— START GIVEN RECORDS —
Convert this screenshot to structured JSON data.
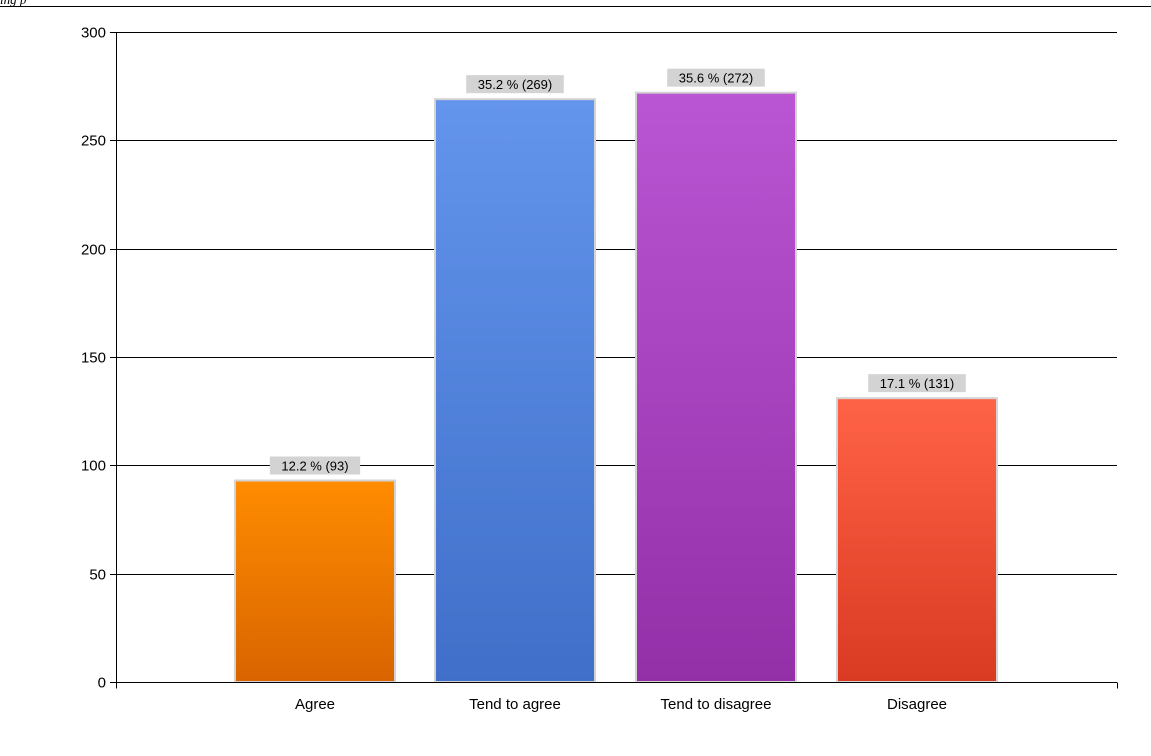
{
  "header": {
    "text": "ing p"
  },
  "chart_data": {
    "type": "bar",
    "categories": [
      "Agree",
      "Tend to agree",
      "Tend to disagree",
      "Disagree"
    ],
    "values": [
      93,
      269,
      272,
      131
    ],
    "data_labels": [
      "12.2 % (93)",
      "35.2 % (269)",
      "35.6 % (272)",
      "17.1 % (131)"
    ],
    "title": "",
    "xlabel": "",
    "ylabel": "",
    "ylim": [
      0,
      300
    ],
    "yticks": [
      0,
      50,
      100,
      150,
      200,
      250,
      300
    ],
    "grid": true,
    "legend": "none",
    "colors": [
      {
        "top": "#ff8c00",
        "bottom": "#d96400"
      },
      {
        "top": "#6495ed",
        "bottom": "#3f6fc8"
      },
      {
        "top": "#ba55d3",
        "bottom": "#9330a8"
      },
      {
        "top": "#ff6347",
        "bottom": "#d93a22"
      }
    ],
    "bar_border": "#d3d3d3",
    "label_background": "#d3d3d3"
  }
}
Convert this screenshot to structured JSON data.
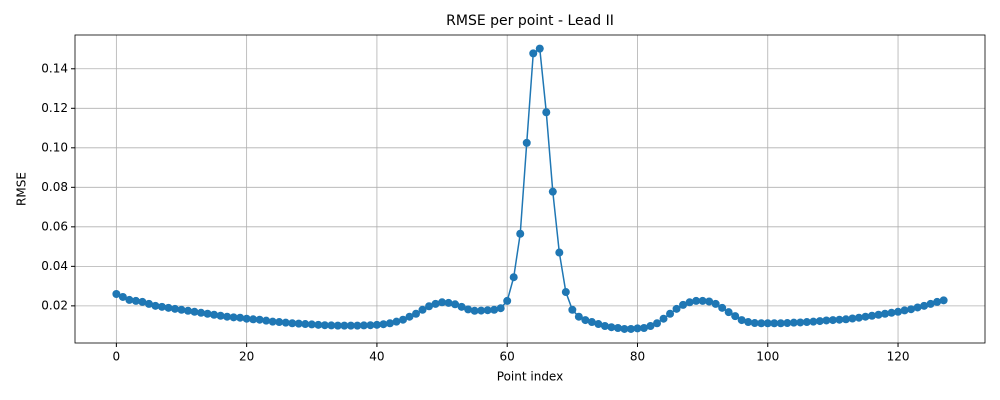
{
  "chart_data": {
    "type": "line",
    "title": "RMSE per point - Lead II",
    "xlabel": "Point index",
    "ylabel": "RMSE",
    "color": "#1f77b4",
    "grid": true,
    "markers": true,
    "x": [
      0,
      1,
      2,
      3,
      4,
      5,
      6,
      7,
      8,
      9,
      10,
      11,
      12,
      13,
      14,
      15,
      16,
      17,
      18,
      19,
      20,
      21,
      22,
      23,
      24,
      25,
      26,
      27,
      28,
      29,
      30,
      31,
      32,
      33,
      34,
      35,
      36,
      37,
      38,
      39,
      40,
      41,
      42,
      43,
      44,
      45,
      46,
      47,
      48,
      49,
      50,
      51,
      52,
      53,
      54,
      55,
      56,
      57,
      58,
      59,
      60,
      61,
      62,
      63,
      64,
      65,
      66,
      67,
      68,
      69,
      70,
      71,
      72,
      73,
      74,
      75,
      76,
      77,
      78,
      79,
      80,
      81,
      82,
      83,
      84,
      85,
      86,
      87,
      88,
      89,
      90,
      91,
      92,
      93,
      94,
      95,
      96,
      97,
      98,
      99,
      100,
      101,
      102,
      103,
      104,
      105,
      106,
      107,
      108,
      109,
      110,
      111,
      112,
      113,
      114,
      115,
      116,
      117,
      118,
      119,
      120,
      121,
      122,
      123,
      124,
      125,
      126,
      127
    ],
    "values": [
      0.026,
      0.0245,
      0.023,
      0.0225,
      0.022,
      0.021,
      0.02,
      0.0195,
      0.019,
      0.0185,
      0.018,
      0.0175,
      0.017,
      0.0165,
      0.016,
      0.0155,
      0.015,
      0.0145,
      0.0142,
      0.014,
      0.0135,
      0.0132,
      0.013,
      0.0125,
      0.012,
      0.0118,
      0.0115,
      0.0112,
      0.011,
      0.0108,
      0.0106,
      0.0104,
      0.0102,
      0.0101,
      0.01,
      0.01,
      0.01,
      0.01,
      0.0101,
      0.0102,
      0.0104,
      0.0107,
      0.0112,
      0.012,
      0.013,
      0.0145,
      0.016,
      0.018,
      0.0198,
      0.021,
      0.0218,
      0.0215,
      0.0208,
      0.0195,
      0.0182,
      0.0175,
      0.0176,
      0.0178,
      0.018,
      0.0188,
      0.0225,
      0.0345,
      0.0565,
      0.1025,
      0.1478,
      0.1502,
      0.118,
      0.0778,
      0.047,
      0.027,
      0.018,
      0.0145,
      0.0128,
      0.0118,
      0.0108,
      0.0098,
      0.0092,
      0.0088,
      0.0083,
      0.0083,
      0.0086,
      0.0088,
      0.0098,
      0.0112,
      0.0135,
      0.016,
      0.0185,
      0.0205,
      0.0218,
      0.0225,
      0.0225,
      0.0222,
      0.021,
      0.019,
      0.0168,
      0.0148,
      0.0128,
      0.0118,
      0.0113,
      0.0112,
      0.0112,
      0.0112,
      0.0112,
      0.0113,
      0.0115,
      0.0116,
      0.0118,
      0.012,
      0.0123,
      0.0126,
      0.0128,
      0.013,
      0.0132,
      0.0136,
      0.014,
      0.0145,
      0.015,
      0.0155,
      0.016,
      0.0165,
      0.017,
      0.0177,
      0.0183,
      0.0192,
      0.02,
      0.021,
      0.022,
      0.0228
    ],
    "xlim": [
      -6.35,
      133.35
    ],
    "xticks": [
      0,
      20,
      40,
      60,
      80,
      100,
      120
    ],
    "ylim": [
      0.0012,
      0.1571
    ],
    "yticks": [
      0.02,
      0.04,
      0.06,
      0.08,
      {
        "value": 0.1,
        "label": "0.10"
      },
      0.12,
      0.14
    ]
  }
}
— END GIVEN RECORDS —
THE PROBLEM — Quote each line of the listing exactly, but leave the pictures out.

CORRECT RESPONSE —
Convert this screenshot to structured JSON data.
{
  "header": {
    "text": "ing p"
  },
  "chart_data": {
    "type": "bar",
    "categories": [
      "Agree",
      "Tend to agree",
      "Tend to disagree",
      "Disagree"
    ],
    "values": [
      93,
      269,
      272,
      131
    ],
    "data_labels": [
      "12.2 % (93)",
      "35.2 % (269)",
      "35.6 % (272)",
      "17.1 % (131)"
    ],
    "title": "",
    "xlabel": "",
    "ylabel": "",
    "ylim": [
      0,
      300
    ],
    "yticks": [
      0,
      50,
      100,
      150,
      200,
      250,
      300
    ],
    "grid": true,
    "legend": "none",
    "colors": [
      {
        "top": "#ff8c00",
        "bottom": "#d96400"
      },
      {
        "top": "#6495ed",
        "bottom": "#3f6fc8"
      },
      {
        "top": "#ba55d3",
        "bottom": "#9330a8"
      },
      {
        "top": "#ff6347",
        "bottom": "#d93a22"
      }
    ],
    "bar_border": "#d3d3d3",
    "label_background": "#d3d3d3"
  }
}
Convert this screenshot to structured JSON data.
{
  "chart_data": {
    "type": "line",
    "title": "RMSE per point - Lead II",
    "xlabel": "Point index",
    "ylabel": "RMSE",
    "color": "#1f77b4",
    "grid": true,
    "markers": true,
    "x": [
      0,
      1,
      2,
      3,
      4,
      5,
      6,
      7,
      8,
      9,
      10,
      11,
      12,
      13,
      14,
      15,
      16,
      17,
      18,
      19,
      20,
      21,
      22,
      23,
      24,
      25,
      26,
      27,
      28,
      29,
      30,
      31,
      32,
      33,
      34,
      35,
      36,
      37,
      38,
      39,
      40,
      41,
      42,
      43,
      44,
      45,
      46,
      47,
      48,
      49,
      50,
      51,
      52,
      53,
      54,
      55,
      56,
      57,
      58,
      59,
      60,
      61,
      62,
      63,
      64,
      65,
      66,
      67,
      68,
      69,
      70,
      71,
      72,
      73,
      74,
      75,
      76,
      77,
      78,
      79,
      80,
      81,
      82,
      83,
      84,
      85,
      86,
      87,
      88,
      89,
      90,
      91,
      92,
      93,
      94,
      95,
      96,
      97,
      98,
      99,
      100,
      101,
      102,
      103,
      104,
      105,
      106,
      107,
      108,
      109,
      110,
      111,
      112,
      113,
      114,
      115,
      116,
      117,
      118,
      119,
      120,
      121,
      122,
      123,
      124,
      125,
      126,
      127
    ],
    "values": [
      0.026,
      0.0245,
      0.023,
      0.0225,
      0.022,
      0.021,
      0.02,
      0.0195,
      0.019,
      0.0185,
      0.018,
      0.0175,
      0.017,
      0.0165,
      0.016,
      0.0155,
      0.015,
      0.0145,
      0.0142,
      0.014,
      0.0135,
      0.0132,
      0.013,
      0.0125,
      0.012,
      0.0118,
      0.0115,
      0.0112,
      0.011,
      0.0108,
      0.0106,
      0.0104,
      0.0102,
      0.0101,
      0.01,
      0.01,
      0.01,
      0.01,
      0.0101,
      0.0102,
      0.0104,
      0.0107,
      0.0112,
      0.012,
      0.013,
      0.0145,
      0.016,
      0.018,
      0.0198,
      0.021,
      0.0218,
      0.0215,
      0.0208,
      0.0195,
      0.0182,
      0.0175,
      0.0176,
      0.0178,
      0.018,
      0.0188,
      0.0225,
      0.0345,
      0.0565,
      0.1025,
      0.1478,
      0.1502,
      0.118,
      0.0778,
      0.047,
      0.027,
      0.018,
      0.0145,
      0.0128,
      0.0118,
      0.0108,
      0.0098,
      0.0092,
      0.0088,
      0.0083,
      0.0083,
      0.0086,
      0.0088,
      0.0098,
      0.0112,
      0.0135,
      0.016,
      0.0185,
      0.0205,
      0.0218,
      0.0225,
      0.0225,
      0.0222,
      0.021,
      0.019,
      0.0168,
      0.0148,
      0.0128,
      0.0118,
      0.0113,
      0.0112,
      0.0112,
      0.0112,
      0.0112,
      0.0113,
      0.0115,
      0.0116,
      0.0118,
      0.012,
      0.0123,
      0.0126,
      0.0128,
      0.013,
      0.0132,
      0.0136,
      0.014,
      0.0145,
      0.015,
      0.0155,
      0.016,
      0.0165,
      0.017,
      0.0177,
      0.0183,
      0.0192,
      0.02,
      0.021,
      0.022,
      0.0228
    ],
    "xlim": [
      -6.35,
      133.35
    ],
    "xticks": [
      0,
      20,
      40,
      60,
      80,
      100,
      120
    ],
    "ylim": [
      0.0012,
      0.1571
    ],
    "yticks": [
      0.02,
      0.04,
      0.06,
      0.08,
      {
        "value": 0.1,
        "label": "0.10"
      },
      0.12,
      0.14
    ]
  }
}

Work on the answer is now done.